** begin INPUT MATERIAL **

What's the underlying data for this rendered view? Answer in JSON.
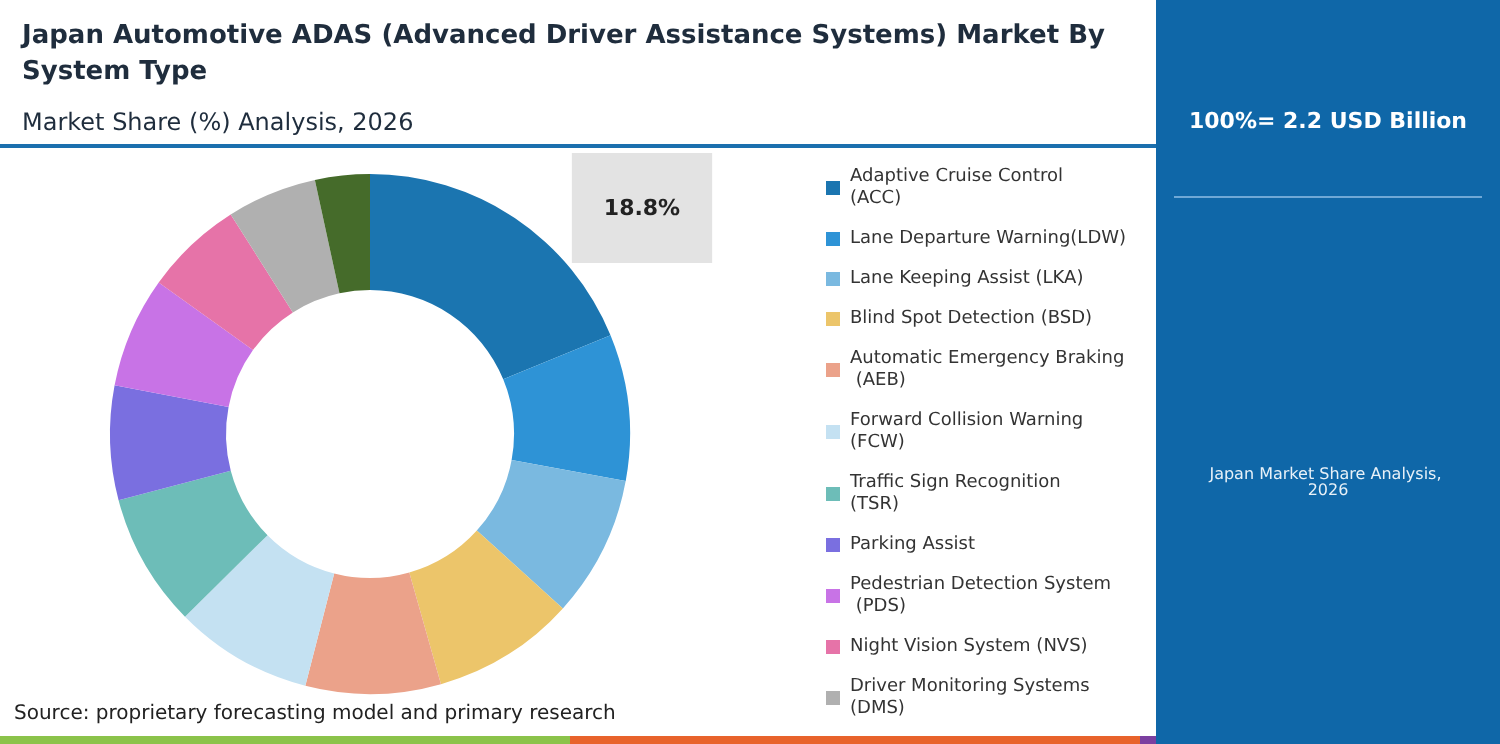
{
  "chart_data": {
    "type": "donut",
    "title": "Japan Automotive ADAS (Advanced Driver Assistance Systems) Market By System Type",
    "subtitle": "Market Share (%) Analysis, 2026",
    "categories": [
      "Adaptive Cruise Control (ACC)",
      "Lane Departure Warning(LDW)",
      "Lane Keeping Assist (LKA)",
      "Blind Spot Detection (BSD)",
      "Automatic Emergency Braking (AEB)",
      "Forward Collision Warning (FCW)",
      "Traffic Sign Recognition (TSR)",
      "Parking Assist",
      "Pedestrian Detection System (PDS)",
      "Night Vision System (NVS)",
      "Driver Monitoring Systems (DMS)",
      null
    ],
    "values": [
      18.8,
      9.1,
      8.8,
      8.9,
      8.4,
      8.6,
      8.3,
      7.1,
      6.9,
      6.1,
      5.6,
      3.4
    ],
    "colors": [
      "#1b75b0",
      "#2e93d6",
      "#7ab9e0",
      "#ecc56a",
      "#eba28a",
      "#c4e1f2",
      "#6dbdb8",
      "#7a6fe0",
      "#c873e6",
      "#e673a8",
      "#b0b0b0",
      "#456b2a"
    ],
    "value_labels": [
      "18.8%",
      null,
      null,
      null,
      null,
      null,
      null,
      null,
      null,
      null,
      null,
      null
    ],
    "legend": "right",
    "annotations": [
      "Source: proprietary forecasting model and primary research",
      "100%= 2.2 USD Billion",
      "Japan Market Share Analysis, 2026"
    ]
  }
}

** end INPUT MATERIAL **

**WORK REQUIRED**:
Repeat each record exactly, with the pictures left out.

**THE SOLUTION**:
What's the underlying data for this rendered view? Answer in JSON.
{
  "chart_data": {
    "type": "donut",
    "title": "Japan Automotive ADAS (Advanced Driver Assistance Systems) Market By System Type",
    "subtitle": "Market Share (%) Analysis, 2026",
    "categories": [
      "Adaptive Cruise Control (ACC)",
      "Lane Departure Warning(LDW)",
      "Lane Keeping Assist (LKA)",
      "Blind Spot Detection (BSD)",
      "Automatic Emergency Braking (AEB)",
      "Forward Collision Warning (FCW)",
      "Traffic Sign Recognition (TSR)",
      "Parking Assist",
      "Pedestrian Detection System (PDS)",
      "Night Vision System (NVS)",
      "Driver Monitoring Systems (DMS)",
      null
    ],
    "values": [
      18.8,
      9.1,
      8.8,
      8.9,
      8.4,
      8.6,
      8.3,
      7.1,
      6.9,
      6.1,
      5.6,
      3.4
    ],
    "colors": [
      "#1b75b0",
      "#2e93d6",
      "#7ab9e0",
      "#ecc56a",
      "#eba28a",
      "#c4e1f2",
      "#6dbdb8",
      "#7a6fe0",
      "#c873e6",
      "#e673a8",
      "#b0b0b0",
      "#456b2a"
    ],
    "value_labels": [
      "18.8%",
      null,
      null,
      null,
      null,
      null,
      null,
      null,
      null,
      null,
      null,
      null
    ],
    "legend": "right",
    "annotations": [
      "Source: proprietary forecasting model and primary research",
      "100%= 2.2 USD Billion",
      "Japan Market Share Analysis, 2026"
    ]
  }
}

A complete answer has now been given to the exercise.